BEGIN EXCERPTED DATA

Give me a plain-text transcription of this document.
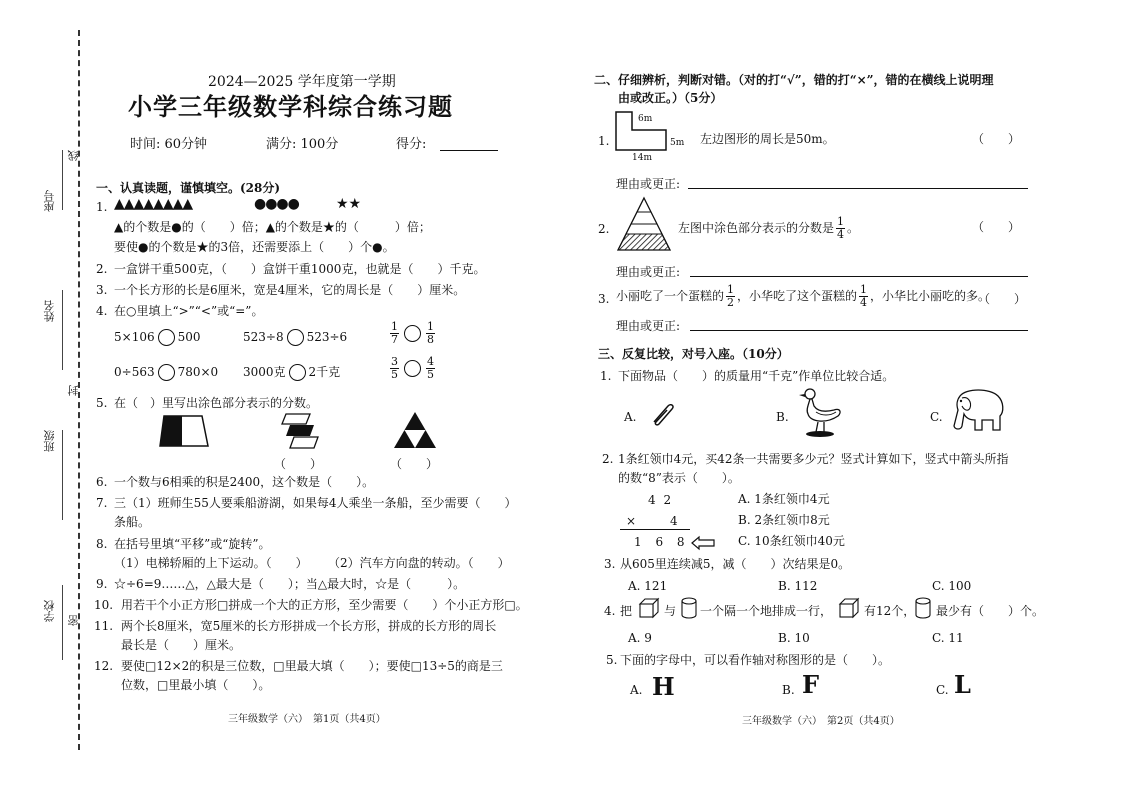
座号
姓名
班级
学校
线
封
密
2024—2025 学年度第一学期
小学三年级数学科综合练习题
时间: 60分钟	满分: 100分	得分:
一、认真读题，谨慎填空。(28分)
1. ▲▲▲▲▲▲▲▲	●●●●	★★
▲的个数是●的（　　）倍；▲的个数是★的（　　　）倍；
要使●的个数是★的3倍，还需要添上（　　）个●。
2. 一盒饼干重500克，（　　）盒饼干重1000克，也就是（　　）千克。
3. 一个长方形的长是6厘米，宽是4厘米，它的周长是（　　）厘米。
4. 在○里填上“>”“<”或“=”。
5×106 500	523÷8 523÷6	$\frac{1}{7} \frac{1}{8}$
0÷563 780×0 3000克 2千克	$\frac{3}{5} \frac{4}{5}$
5. 在（　）里写出涂色部分表示的分数。
（　　）	（　　）
6. 一个数与6相乘的积是2400，这个数是（　　）。
7. 三（1）班师生55人要乘船游湖，如果每4人乘坐一条船，至少需要（　　）
条船。
8. 在括号里填“平移”或“旋转”。
（1）电梯轿厢的上下运动。（　　） （2）汽车方向盘的转动。（　　）
9. ☆÷6=9……△，△最大是（　　）；当△最大时，☆是（　　　）。
10. 用若干个小正方形□拼成一个大的正方形，至少需要（　　）个小正方形□。
11. 两个长8厘米，宽5厘米的长方形拼成一个长方形，拼成的长方形的周长
最长是（　　）厘米。
12. 要使□12×2的积是三位数，□里最大填（　　）；要使□13÷5的商是三
位数，□里最小填（　　）。
三年级数学（六）　第1页（共4页）
二、仔细辨析，判断对错。（对的打“√”，错的打“×”，错的在横线上说明理
由或改正。）（5分）
1.
6m
5m
14m
左边图形的周长是50m。	（　　）
理由或更正:
2.	左图中涂色部分表示的分数是 $\frac{1}{4}$ 。	（　　）
理由或更正:
3. 小丽吃了一个蛋糕的 $\frac{1}{2}$ ，小华吃了这个蛋糕的 $\frac{1}{4}$ ，小华比小丽吃的多。
（　　）
理由或更正:
三、反复比较，对号入座。（10分）
1. 下面物品（　　）的质量用“千克”作单位比较合适。
A.	B.	C.
2. 1条红领巾4元，买42条一共需要多少元？竖式计算如下，竖式中箭头所指
的数“8”表示（　　）。
4 2
×	4
1 6 8
A. 1条红领巾4元
B. 2条红领巾8元
C. 10条红领巾40元
3. 从605里连续减5，减（　　）次结果是0。
A. 121	B. 112	C. 100
4. 把	与 一个隔一个地排成一行，	有12个， 最少有（　　）个。
A. 9	B. 10	C. 11
5. 下面的字母中，可以看作轴对称图形的是（　　）。
A. H	B. F	C. L
三年级数学（六）　第2页（共4页）
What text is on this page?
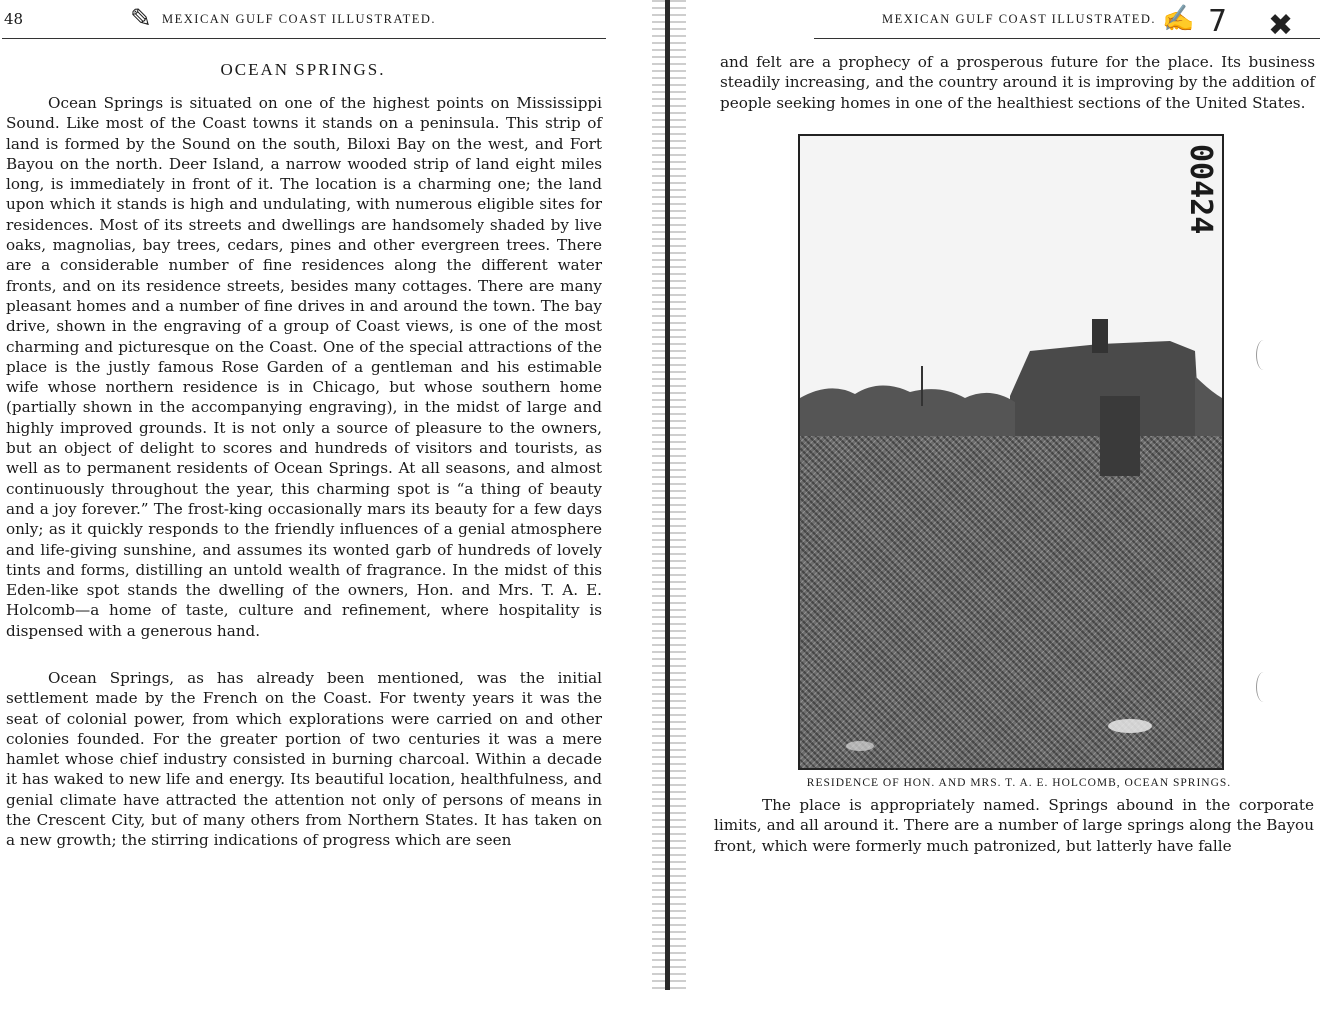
48	✎ MEXICAN GULF COAST ILLUSTRATED.
OCEAN SPRINGS.

Ocean Springs is situated on one of the highest points on Mississippi Sound. Like most of the Coast towns it stands on a peninsula. This strip of land is formed by the Sound on the south, Biloxi Bay on the west, and Fort Bayou on the north. Deer Island, a narrow wooded strip of land eight miles long, is immediately in front of it. The location is a charming one; the land upon which it stands is high and undulating, with numerous eligible sites for residences. Most of its streets and dwellings are handsomely shaded by live oaks, magnolias, bay trees, cedars, pines and other evergreen trees. There are a considerable number of fine residences along the different water fronts, and on its residence streets, besides many cottages. There are many pleasant homes and a number of fine drives in and around the town. The bay drive, shown in the engraving of a group of Coast views, is one of the most charming and picturesque on the Coast. One of the special attractions of the place is the justly famous Rose Garden of a gentleman and his estimable wife whose northern residence is in Chicago, but whose southern home (partially shown in the accompanying engraving), in the midst of large and highly improved grounds. It is not only a source of pleasure to the owners, but an object of delight to scores and hundreds of visitors and tourists, as well as to permanent residents of Ocean Springs. At all seasons, and almost continuously throughout the year, this charming spot is “a thing of beauty and a joy forever.” The frost-king occasionally mars its beauty for a few days only; as it quickly responds to the friendly influences of a genial atmosphere and life-giving sunshine, and assumes its wonted garb of hundreds of lovely tints and forms, distilling an untold wealth of fragrance. In the midst of this Eden-like spot stands the dwelling of the owners, Hon. and Mrs. T. A. E. Holcomb—a home of taste, culture and refinement, where hospitality is dispensed with a generous hand.

Ocean Springs, as has already been mentioned, was the initial settlement made by the French on the Coast. For twenty years it was the seat of colonial power, from which explorations were carried on and other colonies founded. For the greater portion of two centuries it was a mere hamlet whose chief industry consisted in burning charcoal. Within a decade it has waked to new life and energy. Its beautiful location, healthfulness, and genial climate have attracted the attention not only of persons of means in the Crescent City, but of many others from Northern States. It has taken on a new growth; the stirring indications of progress which are seen

MEXICAN GULF COAST ILLUSTRATED. ✍ 7 ✖

and felt are a prophecy of a prosperous future for the place. Its business steadily increasing, and the country around it is improving by the addition of people seeking homes in one of the healthiest sections of the United States.

00424
RESIDENCE OF HON. AND MRS. T. A. E. HOLCOMB, OCEAN SPRINGS.

The place is appropriately named. Springs abound in the corporate limits, and all around it. There are a number of large springs along the Bayou front, which were formerly much patronized, but latterly have falle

END EXCERPTED DATA

EXERCISE AIM:
Quote every record above exactly, leaving out any pictures.

ANSWER TO THIS PROBLEM:
Give me a plain-text transcription of this document.
座号
姓名
班级
学校
线
封
密
2024—2025 学年度第一学期
小学三年级数学科综合练习题
时间: 60分钟	满分: 100分	得分:
一、认真读题，谨慎填空。(28分)
1. ▲▲▲▲▲▲▲▲	●●●●	★★
▲的个数是●的（　　）倍；▲的个数是★的（　　　）倍；
要使●的个数是★的3倍，还需要添上（　　）个●。
2. 一盒饼干重500克，（　　）盒饼干重1000克，也就是（　　）千克。
3. 一个长方形的长是6厘米，宽是4厘米，它的周长是（　　）厘米。
4. 在○里填上“>”“<”或“=”。
5×106 500	523÷8 523÷6	$\frac{1}{7} \frac{1}{8}$
0÷563 780×0 3000克 2千克	$\frac{3}{5} \frac{4}{5}$
5. 在（　）里写出涂色部分表示的分数。
（　　）	（　　）
6. 一个数与6相乘的积是2400，这个数是（　　）。
7. 三（1）班师生55人要乘船游湖，如果每4人乘坐一条船，至少需要（　　）
条船。
8. 在括号里填“平移”或“旋转”。
（1）电梯轿厢的上下运动。（　　） （2）汽车方向盘的转动。（　　）
9. ☆÷6=9……△，△最大是（　　）；当△最大时，☆是（　　　）。
10. 用若干个小正方形□拼成一个大的正方形，至少需要（　　）个小正方形□。
11. 两个长8厘米，宽5厘米的长方形拼成一个长方形，拼成的长方形的周长
最长是（　　）厘米。
12. 要使□12×2的积是三位数，□里最大填（　　）；要使□13÷5的商是三
位数，□里最小填（　　）。
三年级数学（六）　第1页（共4页）
二、仔细辨析，判断对错。（对的打“√”，错的打“×”，错的在横线上说明理
由或改正。）（5分）
1.
6m
5m
14m
左边图形的周长是50m。	（　　）
理由或更正:
2.	左图中涂色部分表示的分数是 $\frac{1}{4}$ 。	（　　）
理由或更正:
3. 小丽吃了一个蛋糕的 $\frac{1}{2}$ ，小华吃了这个蛋糕的 $\frac{1}{4}$ ，小华比小丽吃的多。
（　　）
理由或更正:
三、反复比较，对号入座。（10分）
1. 下面物品（　　）的质量用“千克”作单位比较合适。
A.	B.	C.
2. 1条红领巾4元，买42条一共需要多少元？竖式计算如下，竖式中箭头所指
的数“8”表示（　　）。
4 2
×	4
1 6 8
A. 1条红领巾4元
B. 2条红领巾8元
C. 10条红领巾40元
3. 从605里连续减5，减（　　）次结果是0。
A. 121	B. 112	C. 100
4. 把	与 一个隔一个地排成一行，	有12个， 最少有（　　）个。
A. 9	B. 10	C. 11
5. 下面的字母中，可以看作轴对称图形的是（　　）。
A. H	B. F	C. L
三年级数学（六）　第2页（共4页）
What text is on this page?
48	✎ MEXICAN GULF COAST ILLUSTRATED.
OCEAN SPRINGS.

Ocean Springs is situated on one of the highest points on Mississippi Sound. Like most of the Coast towns it stands on a peninsula. This strip of land is formed by the Sound on the south, Biloxi Bay on the west, and Fort Bayou on the north. Deer Island, a narrow wooded strip of land eight miles long, is immediately in front of it. The location is a charming one; the land upon which it stands is high and undulating, with numerous eligible sites for residences. Most of its streets and dwellings are handsomely shaded by live oaks, magnolias, bay trees, cedars, pines and other evergreen trees. There are a considerable number of fine residences along the different water fronts, and on its residence streets, besides many cottages. There are many pleasant homes and a number of fine drives in and around the town. The bay drive, shown in the engraving of a group of Coast views, is one of the most charming and picturesque on the Coast. One of the special attractions of the place is the justly famous Rose Garden of a gentleman and his estimable wife whose northern residence is in Chicago, but whose southern home (partially shown in the accompanying engraving), in the midst of large and highly improved grounds. It is not only a source of pleasure to the owners, but an object of delight to scores and hundreds of visitors and tourists, as well as to permanent residents of Ocean Springs. At all seasons, and almost continuously throughout the year, this charming spot is “a thing of beauty and a joy forever.” The frost-king occasionally mars its beauty for a few days only; as it quickly responds to the friendly influences of a genial atmosphere and life-giving sunshine, and assumes its wonted garb of hundreds of lovely tints and forms, distilling an untold wealth of fragrance. In the midst of this Eden-like spot stands the dwelling of the owners, Hon. and Mrs. T. A. E. Holcomb—a home of taste, culture and refinement, where hospitality is dispensed with a generous hand.

Ocean Springs, as has already been mentioned, was the initial settlement made by the French on the Coast. For twenty years it was the seat of colonial power, from which explorations were carried on and other colonies founded. For the greater portion of two centuries it was a mere hamlet whose chief industry consisted in burning charcoal. Within a decade it has waked to new life and energy. Its beautiful location, healthfulness, and genial climate have attracted the attention not only of persons of means in the Crescent City, but of many others from Northern States. It has taken on a new growth; the stirring indications of progress which are seen

MEXICAN GULF COAST ILLUSTRATED. ✍ 7 ✖

and felt are a prophecy of a prosperous future for the place. Its business steadily increasing, and the country around it is improving by the addition of people seeking homes in one of the healthiest sections of the United States.

00424
RESIDENCE OF HON. AND MRS. T. A. E. HOLCOMB, OCEAN SPRINGS.

The place is appropriately named. Springs abound in the corporate limits, and all around it. There are a number of large springs along the Bayou front, which were formerly much patronized, but latterly have falle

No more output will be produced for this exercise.